WORK REQUIRED
Return the records word for word. Any pictures in them are not part of the copy.

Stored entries
------------------------
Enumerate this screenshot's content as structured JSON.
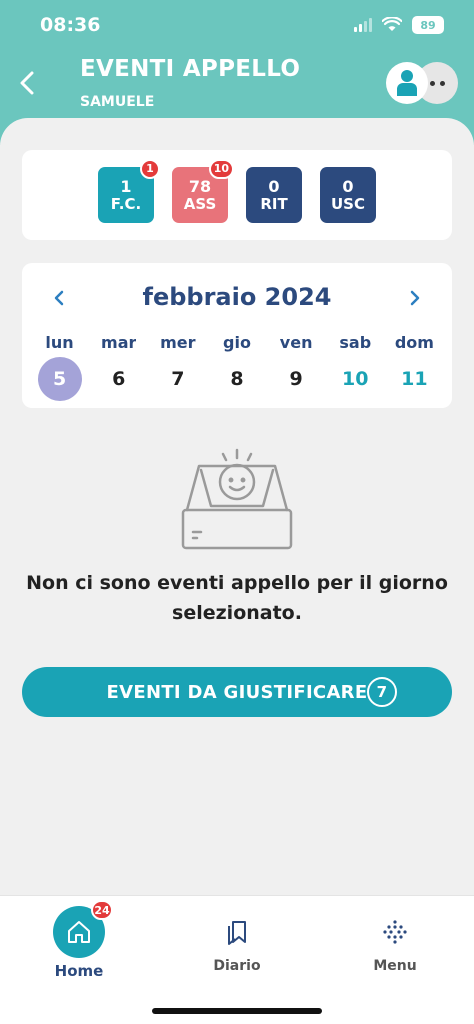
{
  "status_bar": {
    "time": "08:36",
    "battery": "89"
  },
  "header": {
    "title": "EVENTI APPELLO",
    "subtitle": "SAMUELE"
  },
  "counters": [
    {
      "value": "1",
      "label": "F.C.",
      "badge": "1",
      "color": "#1aa3b5"
    },
    {
      "value": "78",
      "label": "ASS",
      "badge": "10",
      "color": "#e8737a"
    },
    {
      "value": "0",
      "label": "RIT",
      "badge": "",
      "color": "#2c4a7e"
    },
    {
      "value": "0",
      "label": "USC",
      "badge": "",
      "color": "#2c4a7e"
    }
  ],
  "calendar": {
    "month": "febbraio 2024",
    "days": [
      {
        "name": "lun",
        "date": "5",
        "selected": true
      },
      {
        "name": "mar",
        "date": "6"
      },
      {
        "name": "mer",
        "date": "7"
      },
      {
        "name": "gio",
        "date": "8"
      },
      {
        "name": "ven",
        "date": "9"
      },
      {
        "name": "sab",
        "date": "10",
        "weekend": true
      },
      {
        "name": "dom",
        "date": "11",
        "weekend": true
      }
    ]
  },
  "empty_state": {
    "message": "Non ci sono eventi appello per il giorno selezionato."
  },
  "justify_button": {
    "label": "EVENTI DA GIUSTIFICARE",
    "badge": "7"
  },
  "bottom_nav": {
    "home": {
      "label": "Home",
      "badge": "24"
    },
    "diario": {
      "label": "Diario"
    },
    "menu": {
      "label": "Menu"
    }
  },
  "colors": {
    "header": "#6bc6be",
    "accent": "#1aa3b5",
    "navy": "#2c4a7e",
    "absence": "#e8737a",
    "selected_day": "#a4a3d8",
    "badge": "#e33b3b"
  },
  "icons": [
    "back-chevron-icon",
    "user-icon",
    "more-dots-icon",
    "calendar-prev-icon",
    "calendar-next-icon",
    "empty-inbox-icon",
    "home-icon",
    "bookmark-icon",
    "grid-dots-icon"
  ]
}
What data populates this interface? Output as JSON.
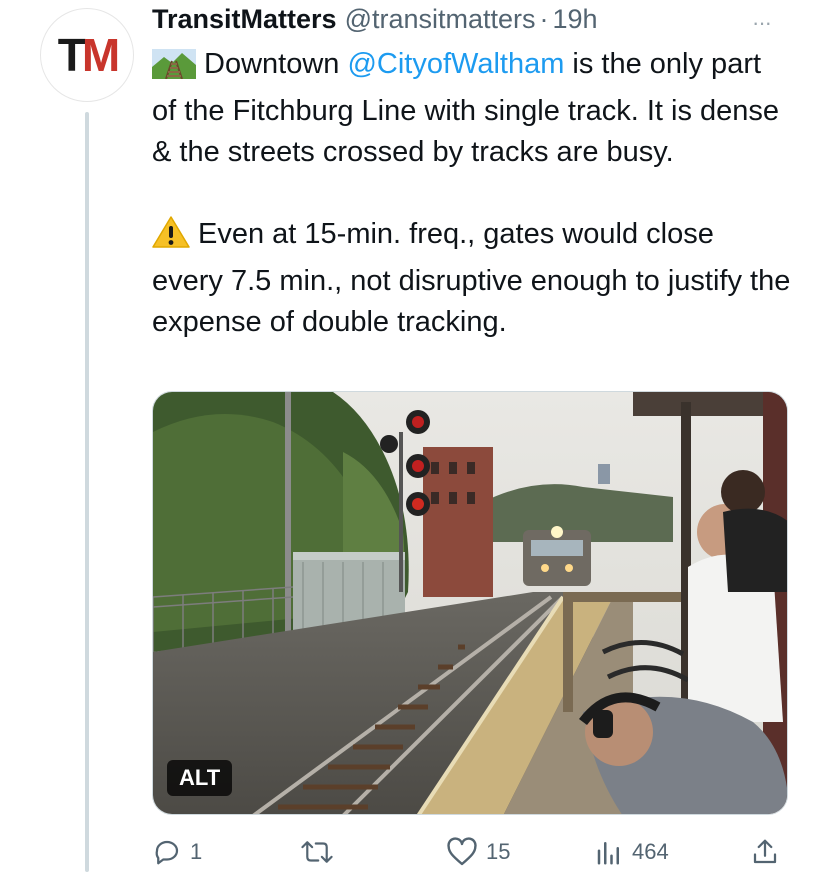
{
  "tweet": {
    "avatar_letters": "TM",
    "author_name": "TransitMatters",
    "author_handle": "@transitmatters",
    "separator": "·",
    "timestamp": "19h",
    "more_label": "···",
    "paragraph1_prefix": "Downtown ",
    "mention": "@CityofWaltham",
    "paragraph1_rest": " is the only part of the Fitchburg Line with single track. It is dense & the streets crossed by tracks are busy.",
    "paragraph2": "Even at 15-min. freq., gates would close every 7.5 min., not disruptive enough to justify the expense of double tracking.",
    "emoji1": "railway-track-icon",
    "emoji2": "warning-icon",
    "media": {
      "alt_label": "ALT",
      "description_icon": "train-platform-photo"
    },
    "actions": {
      "reply_count": "1",
      "retweet_count": "",
      "like_count": "15",
      "views_count": "464"
    },
    "colors": {
      "link": "#1d9bf0",
      "secondary_text": "#536471",
      "brand_red": "#c8352c"
    }
  }
}
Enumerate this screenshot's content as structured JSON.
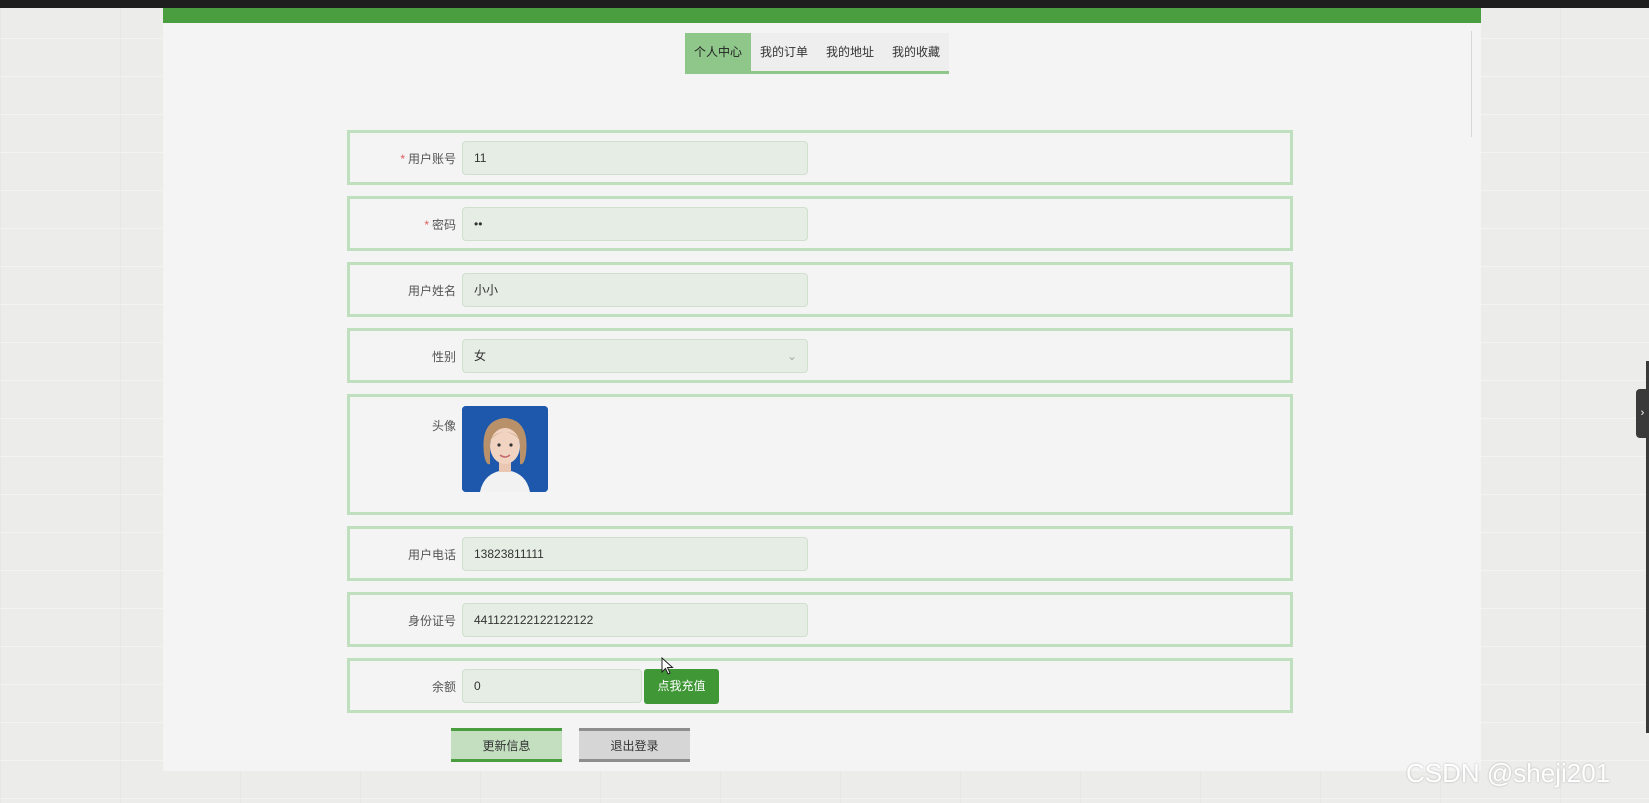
{
  "tabs": [
    {
      "label": "个人中心",
      "active": true
    },
    {
      "label": "我的订单",
      "active": false
    },
    {
      "label": "我的地址",
      "active": false
    },
    {
      "label": "我的收藏",
      "active": false
    }
  ],
  "form": {
    "account": {
      "label": "用户账号",
      "required": true,
      "value": "11"
    },
    "password": {
      "label": "密码",
      "required": true,
      "value": "••"
    },
    "name": {
      "label": "用户姓名",
      "value": "小小"
    },
    "gender": {
      "label": "性别",
      "value": "女"
    },
    "avatar": {
      "label": "头像"
    },
    "phone": {
      "label": "用户电话",
      "value": "13823811111"
    },
    "id_number": {
      "label": "身份证号",
      "value": "441122122122122122"
    },
    "balance": {
      "label": "余额",
      "value": "0",
      "recharge_label": "点我充值"
    }
  },
  "buttons": {
    "update": "更新信息",
    "logout": "退出登录"
  },
  "watermark": "CSDN @sheji201",
  "colors": {
    "brand_green": "#4a9e3f",
    "tab_active": "#8fc68a",
    "row_border": "#c0dfbe",
    "input_bg": "#e5ede4",
    "required": "#e15b5b"
  },
  "icons": {
    "select_arrow": "chevron-down-icon",
    "side_toggle": "chevron-right-icon",
    "cursor": "mouse-pointer-icon"
  }
}
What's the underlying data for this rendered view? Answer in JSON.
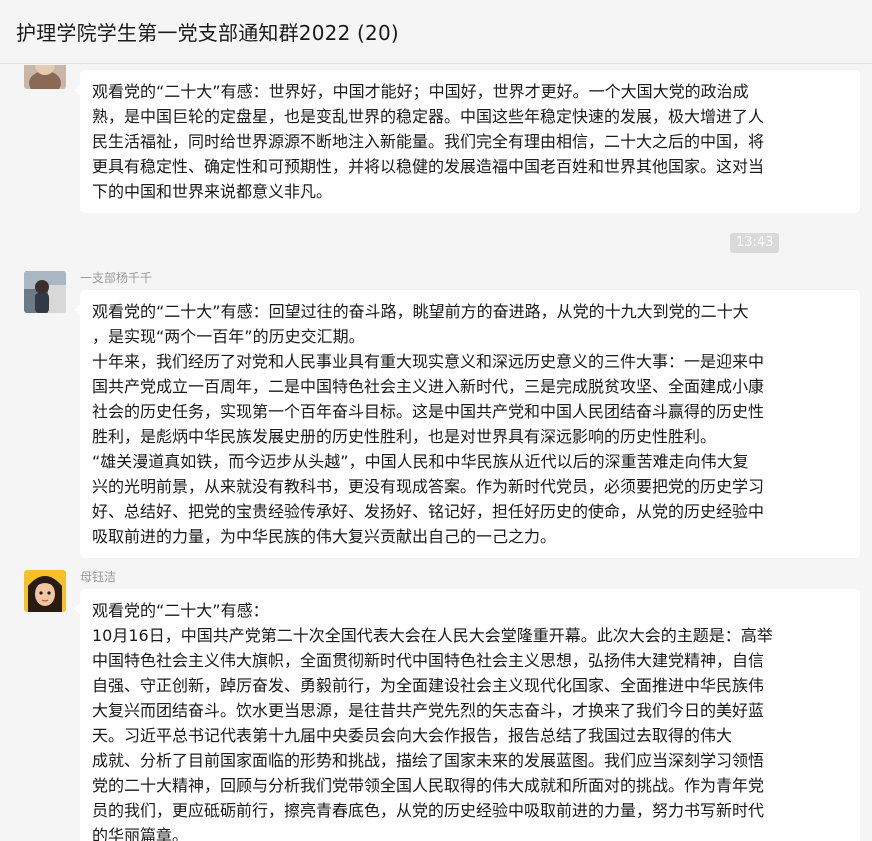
------------------------
TASK RESULT
Enumerate this screenshot's content as structured JSON.
{
  "status_bar": {
    "time": "08:36",
    "battery": "89"
  },
  "header": {
    "title": "EVENTI APPELLO",
    "subtitle": "SAMUELE"
  },
  "counters": [
    {
      "value": "1",
      "label": "F.C.",
      "badge": "1",
      "color": "#1aa3b5"
    },
    {
      "value": "78",
      "label": "ASS",
      "badge": "10",
      "color": "#e8737a"
    },
    {
      "value": "0",
      "label": "RIT",
      "badge": "",
      "color": "#2c4a7e"
    },
    {
      "value": "0",
      "label": "USC",
      "badge": "",
      "color": "#2c4a7e"
    }
  ],
  "calendar": {
    "month": "febbraio 2024",
    "days": [
      {
        "name": "lun",
        "date": "5",
        "selected": true
      },
      {
        "name": "mar",
        "date": "6"
      },
      {
        "name": "mer",
        "date": "7"
      },
      {
        "name": "gio",
        "date": "8"
      },
      {
        "name": "ven",
        "date": "9"
      },
      {
        "name": "sab",
        "date": "10",
        "weekend": true
      },
      {
        "name": "dom",
        "date": "11",
        "weekend": true
      }
    ]
  },
  "empty_state": {
    "message": "Non ci sono eventi appello per il giorno selezionato."
  },
  "justify_button": {
    "label": "EVENTI DA GIUSTIFICARE",
    "badge": "7"
  },
  "bottom_nav": {
    "home": {
      "label": "Home",
      "badge": "24"
    },
    "diario": {
      "label": "Diario"
    },
    "menu": {
      "label": "Menu"
    }
  },
  "colors": {
    "header": "#6bc6be",
    "accent": "#1aa3b5",
    "navy": "#2c4a7e",
    "absence": "#e8737a",
    "selected_day": "#a4a3d8",
    "badge": "#e33b3b"
  },
  "icons": [
    "back-chevron-icon",
    "user-icon",
    "more-dots-icon",
    "calendar-prev-icon",
    "calendar-next-icon",
    "empty-inbox-icon",
    "home-icon",
    "bookmark-icon",
    "grid-dots-icon"
  ]
}
What data populates this interface? Output as JSON.
{
  "tweet": {
    "avatar_letters": "TM",
    "author_name": "TransitMatters",
    "author_handle": "@transitmatters",
    "separator": "·",
    "timestamp": "19h",
    "more_label": "···",
    "paragraph1_prefix": "Downtown ",
    "mention": "@CityofWaltham",
    "paragraph1_rest": " is the only part of the Fitchburg Line with single track. It is dense & the streets crossed by tracks are busy.",
    "paragraph2": "Even at 15-min. freq., gates would close every 7.5 min., not disruptive enough to justify the expense of double tracking.",
    "emoji1": "railway-track-icon",
    "emoji2": "warning-icon",
    "media": {
      "alt_label": "ALT",
      "description_icon": "train-platform-photo"
    },
    "actions": {
      "reply_count": "1",
      "retweet_count": "",
      "like_count": "15",
      "views_count": "464"
    },
    "colors": {
      "link": "#1d9bf0",
      "secondary_text": "#536471",
      "brand_red": "#c8352c"
    }
  }
}
Enumerate this screenshot's content as structured JSON.
{
  "tabs": [
    {
      "label": "个人中心",
      "active": true
    },
    {
      "label": "我的订单",
      "active": false
    },
    {
      "label": "我的地址",
      "active": false
    },
    {
      "label": "我的收藏",
      "active": false
    }
  ],
  "form": {
    "account": {
      "label": "用户账号",
      "required": true,
      "value": "11"
    },
    "password": {
      "label": "密码",
      "required": true,
      "value": "••"
    },
    "name": {
      "label": "用户姓名",
      "value": "小小"
    },
    "gender": {
      "label": "性别",
      "value": "女"
    },
    "avatar": {
      "label": "头像"
    },
    "phone": {
      "label": "用户电话",
      "value": "13823811111"
    },
    "id_number": {
      "label": "身份证号",
      "value": "441122122122122122"
    },
    "balance": {
      "label": "余额",
      "value": "0",
      "recharge_label": "点我充值"
    }
  },
  "buttons": {
    "update": "更新信息",
    "logout": "退出登录"
  },
  "watermark": "CSDN @sheji201",
  "colors": {
    "brand_green": "#4a9e3f",
    "tab_active": "#8fc68a",
    "row_border": "#c0dfbe",
    "input_bg": "#e5ede4",
    "required": "#e15b5b"
  },
  "icons": {
    "select_arrow": "chevron-down-icon",
    "side_toggle": "chevron-right-icon",
    "cursor": "mouse-pointer-icon"
  }
}
What's the underlying data for this rendered view? Answer in JSON.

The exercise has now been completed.